* Exercise goal *
Every line below that contains "name" is to be copied.

* Data for the task *
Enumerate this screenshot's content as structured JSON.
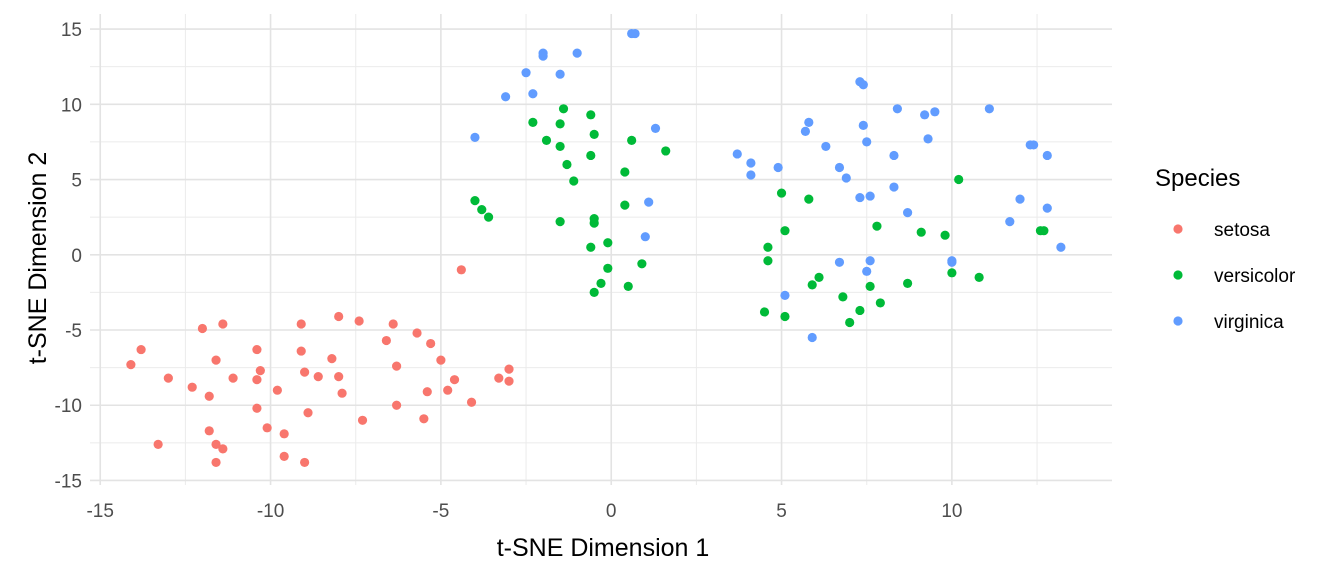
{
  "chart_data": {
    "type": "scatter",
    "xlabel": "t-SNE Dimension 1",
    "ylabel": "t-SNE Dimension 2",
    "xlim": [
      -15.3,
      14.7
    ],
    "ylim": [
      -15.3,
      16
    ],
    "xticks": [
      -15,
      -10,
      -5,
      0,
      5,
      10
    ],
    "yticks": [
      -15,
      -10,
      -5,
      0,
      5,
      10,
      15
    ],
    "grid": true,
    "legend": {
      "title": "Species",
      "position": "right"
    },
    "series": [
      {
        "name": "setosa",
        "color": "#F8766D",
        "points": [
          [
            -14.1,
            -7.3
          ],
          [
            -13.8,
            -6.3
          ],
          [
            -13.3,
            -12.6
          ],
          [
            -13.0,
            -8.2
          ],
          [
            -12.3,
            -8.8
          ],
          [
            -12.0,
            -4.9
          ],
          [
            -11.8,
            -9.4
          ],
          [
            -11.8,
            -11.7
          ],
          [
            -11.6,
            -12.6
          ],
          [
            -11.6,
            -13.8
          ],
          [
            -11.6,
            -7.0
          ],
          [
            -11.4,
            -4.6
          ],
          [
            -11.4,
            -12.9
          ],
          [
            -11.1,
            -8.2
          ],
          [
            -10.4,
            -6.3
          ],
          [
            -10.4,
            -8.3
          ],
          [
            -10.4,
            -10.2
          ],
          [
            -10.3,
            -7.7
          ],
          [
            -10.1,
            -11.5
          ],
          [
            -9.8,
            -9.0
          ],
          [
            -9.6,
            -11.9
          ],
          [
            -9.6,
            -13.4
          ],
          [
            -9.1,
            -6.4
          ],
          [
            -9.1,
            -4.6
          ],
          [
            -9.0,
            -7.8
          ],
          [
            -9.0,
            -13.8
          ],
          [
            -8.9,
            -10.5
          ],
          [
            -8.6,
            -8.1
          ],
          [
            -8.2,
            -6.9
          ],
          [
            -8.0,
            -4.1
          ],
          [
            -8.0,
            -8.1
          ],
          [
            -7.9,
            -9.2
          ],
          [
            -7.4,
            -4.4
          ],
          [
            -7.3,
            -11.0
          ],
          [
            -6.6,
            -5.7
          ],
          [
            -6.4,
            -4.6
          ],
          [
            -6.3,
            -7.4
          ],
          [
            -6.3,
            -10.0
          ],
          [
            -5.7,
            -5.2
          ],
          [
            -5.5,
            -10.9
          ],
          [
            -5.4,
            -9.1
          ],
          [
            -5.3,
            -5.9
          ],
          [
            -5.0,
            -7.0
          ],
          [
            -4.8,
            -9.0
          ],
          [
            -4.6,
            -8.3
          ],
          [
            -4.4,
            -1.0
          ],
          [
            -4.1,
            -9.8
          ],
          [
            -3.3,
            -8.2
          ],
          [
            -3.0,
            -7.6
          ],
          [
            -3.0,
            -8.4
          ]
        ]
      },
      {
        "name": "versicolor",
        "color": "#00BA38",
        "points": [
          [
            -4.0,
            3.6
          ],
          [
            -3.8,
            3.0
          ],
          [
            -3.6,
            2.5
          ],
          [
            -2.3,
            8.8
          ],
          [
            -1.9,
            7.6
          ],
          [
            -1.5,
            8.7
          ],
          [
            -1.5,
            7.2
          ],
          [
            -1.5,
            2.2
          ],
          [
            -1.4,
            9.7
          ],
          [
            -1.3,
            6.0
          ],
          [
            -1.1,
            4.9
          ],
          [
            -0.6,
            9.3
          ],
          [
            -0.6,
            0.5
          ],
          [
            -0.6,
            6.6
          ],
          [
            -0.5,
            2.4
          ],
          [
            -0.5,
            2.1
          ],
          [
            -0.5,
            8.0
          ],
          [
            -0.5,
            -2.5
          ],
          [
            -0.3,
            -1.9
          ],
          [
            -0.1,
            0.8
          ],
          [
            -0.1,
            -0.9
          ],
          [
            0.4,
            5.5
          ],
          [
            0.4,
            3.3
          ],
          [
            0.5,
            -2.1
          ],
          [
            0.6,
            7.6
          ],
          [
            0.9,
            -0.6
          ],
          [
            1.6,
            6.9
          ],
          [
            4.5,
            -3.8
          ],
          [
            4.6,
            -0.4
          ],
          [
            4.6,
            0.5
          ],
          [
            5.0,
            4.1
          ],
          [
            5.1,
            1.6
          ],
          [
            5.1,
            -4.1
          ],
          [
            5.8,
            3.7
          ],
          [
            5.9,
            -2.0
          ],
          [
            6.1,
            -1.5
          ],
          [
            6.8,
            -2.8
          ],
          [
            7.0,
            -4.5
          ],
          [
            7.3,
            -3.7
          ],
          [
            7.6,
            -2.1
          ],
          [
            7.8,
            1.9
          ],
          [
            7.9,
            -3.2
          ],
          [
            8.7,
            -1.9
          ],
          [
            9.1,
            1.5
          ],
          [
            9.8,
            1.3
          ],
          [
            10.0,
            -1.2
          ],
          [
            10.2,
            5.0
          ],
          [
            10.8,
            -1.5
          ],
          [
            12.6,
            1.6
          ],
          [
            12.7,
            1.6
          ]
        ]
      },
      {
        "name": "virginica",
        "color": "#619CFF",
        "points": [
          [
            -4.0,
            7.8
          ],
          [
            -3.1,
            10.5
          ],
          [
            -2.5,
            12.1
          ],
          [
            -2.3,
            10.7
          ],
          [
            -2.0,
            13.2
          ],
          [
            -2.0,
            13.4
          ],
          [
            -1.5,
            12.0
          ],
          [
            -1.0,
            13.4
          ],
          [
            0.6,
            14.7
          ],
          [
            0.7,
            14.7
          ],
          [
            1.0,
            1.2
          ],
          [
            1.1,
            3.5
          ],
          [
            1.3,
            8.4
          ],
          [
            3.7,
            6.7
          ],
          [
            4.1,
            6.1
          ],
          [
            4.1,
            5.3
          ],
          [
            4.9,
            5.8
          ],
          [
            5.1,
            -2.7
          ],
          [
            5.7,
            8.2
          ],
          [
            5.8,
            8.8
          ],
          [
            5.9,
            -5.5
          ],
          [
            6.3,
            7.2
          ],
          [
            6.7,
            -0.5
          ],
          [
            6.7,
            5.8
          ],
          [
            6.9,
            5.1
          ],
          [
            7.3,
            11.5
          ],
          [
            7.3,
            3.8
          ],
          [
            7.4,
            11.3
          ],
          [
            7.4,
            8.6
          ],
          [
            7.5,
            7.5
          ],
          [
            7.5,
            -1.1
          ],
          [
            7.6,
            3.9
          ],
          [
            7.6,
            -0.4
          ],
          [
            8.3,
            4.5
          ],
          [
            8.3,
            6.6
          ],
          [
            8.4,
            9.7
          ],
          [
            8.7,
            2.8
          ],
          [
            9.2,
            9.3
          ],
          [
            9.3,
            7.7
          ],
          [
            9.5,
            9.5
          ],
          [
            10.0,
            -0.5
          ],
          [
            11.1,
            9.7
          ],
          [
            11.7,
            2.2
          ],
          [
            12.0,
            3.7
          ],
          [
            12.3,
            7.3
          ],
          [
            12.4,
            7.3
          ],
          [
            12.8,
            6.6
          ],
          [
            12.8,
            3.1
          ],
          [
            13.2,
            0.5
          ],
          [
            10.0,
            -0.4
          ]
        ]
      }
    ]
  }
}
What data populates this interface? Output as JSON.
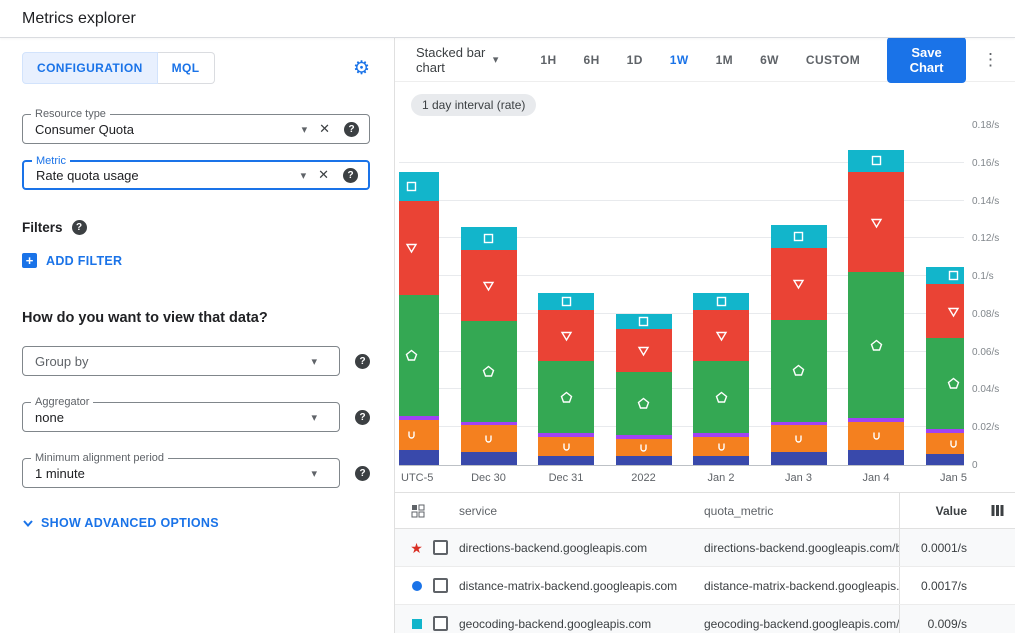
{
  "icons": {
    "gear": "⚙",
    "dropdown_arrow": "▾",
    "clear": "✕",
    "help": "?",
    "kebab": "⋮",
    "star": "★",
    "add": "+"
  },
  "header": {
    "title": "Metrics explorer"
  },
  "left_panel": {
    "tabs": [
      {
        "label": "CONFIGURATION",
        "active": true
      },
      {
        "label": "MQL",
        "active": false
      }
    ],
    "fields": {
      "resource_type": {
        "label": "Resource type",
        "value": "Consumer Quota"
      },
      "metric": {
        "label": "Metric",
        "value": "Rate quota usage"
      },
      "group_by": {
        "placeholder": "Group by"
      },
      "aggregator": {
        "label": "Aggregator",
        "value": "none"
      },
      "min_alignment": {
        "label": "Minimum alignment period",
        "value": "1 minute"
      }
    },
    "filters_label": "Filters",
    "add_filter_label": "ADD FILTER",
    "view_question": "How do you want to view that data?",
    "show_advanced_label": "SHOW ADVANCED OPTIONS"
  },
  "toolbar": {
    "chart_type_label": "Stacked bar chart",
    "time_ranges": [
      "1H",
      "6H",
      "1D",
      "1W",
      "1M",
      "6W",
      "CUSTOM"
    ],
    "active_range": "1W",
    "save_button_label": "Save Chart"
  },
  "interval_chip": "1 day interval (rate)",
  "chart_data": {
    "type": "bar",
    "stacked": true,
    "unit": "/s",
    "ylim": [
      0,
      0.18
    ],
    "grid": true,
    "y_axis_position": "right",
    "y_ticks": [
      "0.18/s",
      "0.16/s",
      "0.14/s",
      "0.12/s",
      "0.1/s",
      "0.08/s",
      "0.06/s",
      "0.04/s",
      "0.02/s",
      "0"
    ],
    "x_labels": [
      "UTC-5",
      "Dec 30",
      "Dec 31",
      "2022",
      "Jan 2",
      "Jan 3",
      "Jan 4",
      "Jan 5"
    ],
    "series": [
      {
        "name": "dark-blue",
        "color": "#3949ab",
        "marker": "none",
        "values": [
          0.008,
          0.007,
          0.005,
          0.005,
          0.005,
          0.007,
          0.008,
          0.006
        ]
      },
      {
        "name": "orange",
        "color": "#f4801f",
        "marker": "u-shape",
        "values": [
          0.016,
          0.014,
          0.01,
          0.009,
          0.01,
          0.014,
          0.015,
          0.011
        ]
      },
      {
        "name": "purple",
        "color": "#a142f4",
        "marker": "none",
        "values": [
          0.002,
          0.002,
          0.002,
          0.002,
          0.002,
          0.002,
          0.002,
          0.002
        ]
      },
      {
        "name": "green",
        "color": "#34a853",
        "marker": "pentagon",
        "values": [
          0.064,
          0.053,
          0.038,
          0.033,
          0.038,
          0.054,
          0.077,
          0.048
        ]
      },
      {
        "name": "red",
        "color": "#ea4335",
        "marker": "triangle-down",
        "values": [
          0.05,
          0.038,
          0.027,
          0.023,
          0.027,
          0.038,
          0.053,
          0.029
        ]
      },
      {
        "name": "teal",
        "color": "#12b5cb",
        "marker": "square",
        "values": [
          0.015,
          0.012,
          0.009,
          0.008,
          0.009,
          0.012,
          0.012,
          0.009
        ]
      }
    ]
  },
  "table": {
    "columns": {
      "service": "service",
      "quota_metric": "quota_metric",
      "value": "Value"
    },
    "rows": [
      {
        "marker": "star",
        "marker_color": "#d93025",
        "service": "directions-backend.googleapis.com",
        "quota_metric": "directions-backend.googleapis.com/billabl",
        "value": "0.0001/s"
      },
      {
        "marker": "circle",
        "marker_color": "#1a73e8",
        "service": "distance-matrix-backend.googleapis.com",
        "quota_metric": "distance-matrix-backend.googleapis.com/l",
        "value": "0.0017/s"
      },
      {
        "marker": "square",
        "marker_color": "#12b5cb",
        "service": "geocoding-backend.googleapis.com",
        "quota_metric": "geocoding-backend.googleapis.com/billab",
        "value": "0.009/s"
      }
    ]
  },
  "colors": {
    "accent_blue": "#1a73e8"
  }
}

* Response *
        "name": "setosa",
        "name": "versicolor",
        "name": "virginica",
        "name": "dark-blue",
        "name": "orange",
        "name": "purple",
        "name": "green",
        "name": "red",
        "name": "teal",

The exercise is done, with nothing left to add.